* begin DATA LINES *

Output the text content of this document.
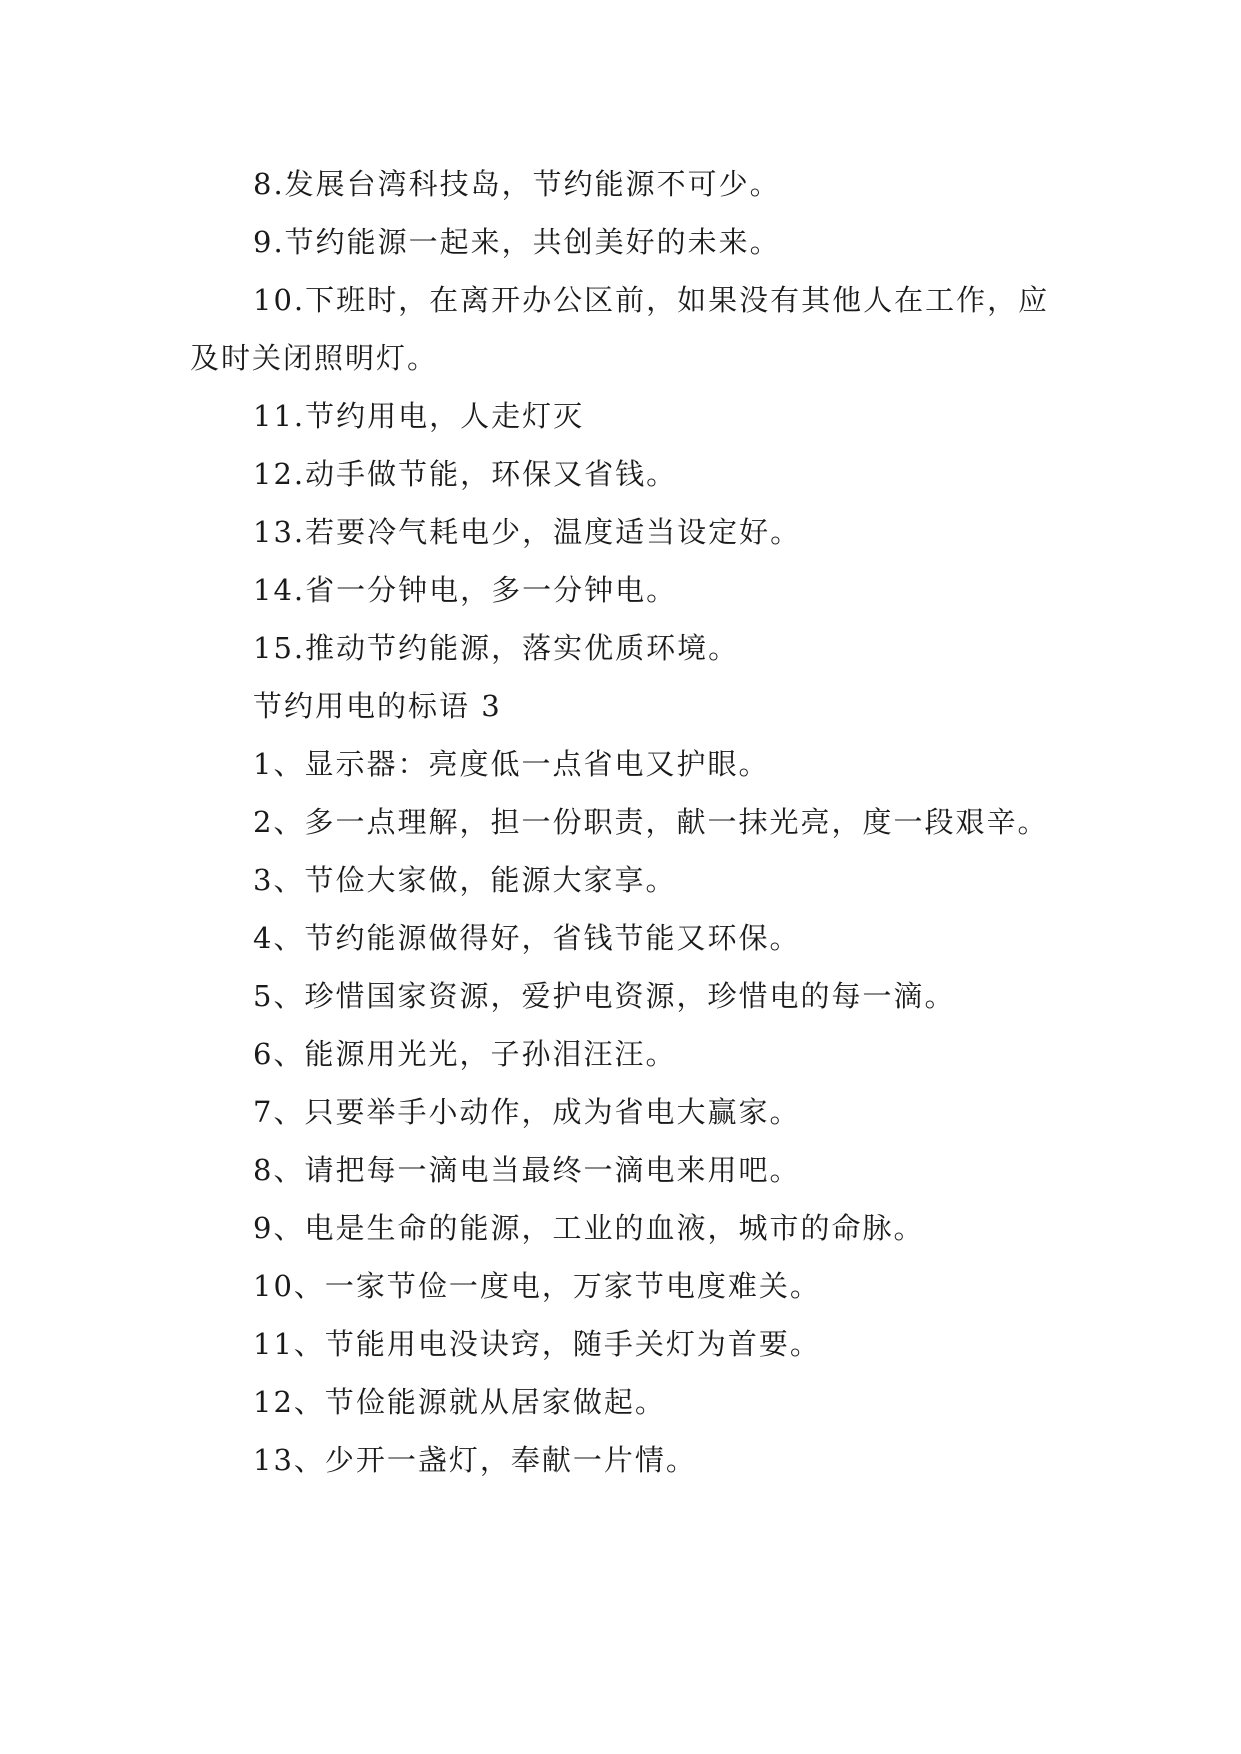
8.发展台湾科技岛，节约能源不可少。

9.节约能源一起来，共创美好的未来。

10.下班时，在离开办公区前，如果没有其他人在工作，应及时关闭照明灯。

11.节约用电，人走灯灭

12.动手做节能，环保又省钱。

13.若要冷气耗电少，温度适当设定好。

14.省一分钟电，多一分钟电。

15.推动节约能源，落实优质环境。

节约用电的标语 3

1、显示器：亮度低一点省电又护眼。

2、多一点理解，担一份职责，献一抹光亮，度一段艰辛。

3、节俭大家做，能源大家享。

4、节约能源做得好，省钱节能又环保。

5、珍惜国家资源，爱护电资源，珍惜电的每一滴。

6、能源用光光，子孙泪汪汪。

7、只要举手小动作，成为省电大赢家。

8、请把每一滴电当最终一滴电来用吧。

9、电是生命的能源，工业的血液，城市的命脉。

10、一家节俭一度电，万家节电度难关。

11、节能用电没诀窍，随手关灯为首要。

12、节俭能源就从居家做起。

13、少开一盏灯，奉献一片情。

* end DATA LINES *

Can the entries above be repeated exactly, without their pictures?

Output the text content of this document.
8.发展台湾科技岛，节约能源不可少。

9.节约能源一起来，共创美好的未来。

10.下班时，在离开办公区前，如果没有其他人在工作，应及时关闭照明灯。

11.节约用电，人走灯灭

12.动手做节能，环保又省钱。

13.若要冷气耗电少，温度适当设定好。

14.省一分钟电，多一分钟电。

15.推动节约能源，落实优质环境。

节约用电的标语 3

1、显示器：亮度低一点省电又护眼。

2、多一点理解，担一份职责，献一抹光亮，度一段艰辛。

3、节俭大家做，能源大家享。

4、节约能源做得好，省钱节能又环保。

5、珍惜国家资源，爱护电资源，珍惜电的每一滴。

6、能源用光光，子孙泪汪汪。

7、只要举手小动作，成为省电大赢家。

8、请把每一滴电当最终一滴电来用吧。

9、电是生命的能源，工业的血液，城市的命脉。

10、一家节俭一度电，万家节电度难关。

11、节能用电没诀窍，随手关灯为首要。

12、节俭能源就从居家做起。

13、少开一盏灯，奉献一片情。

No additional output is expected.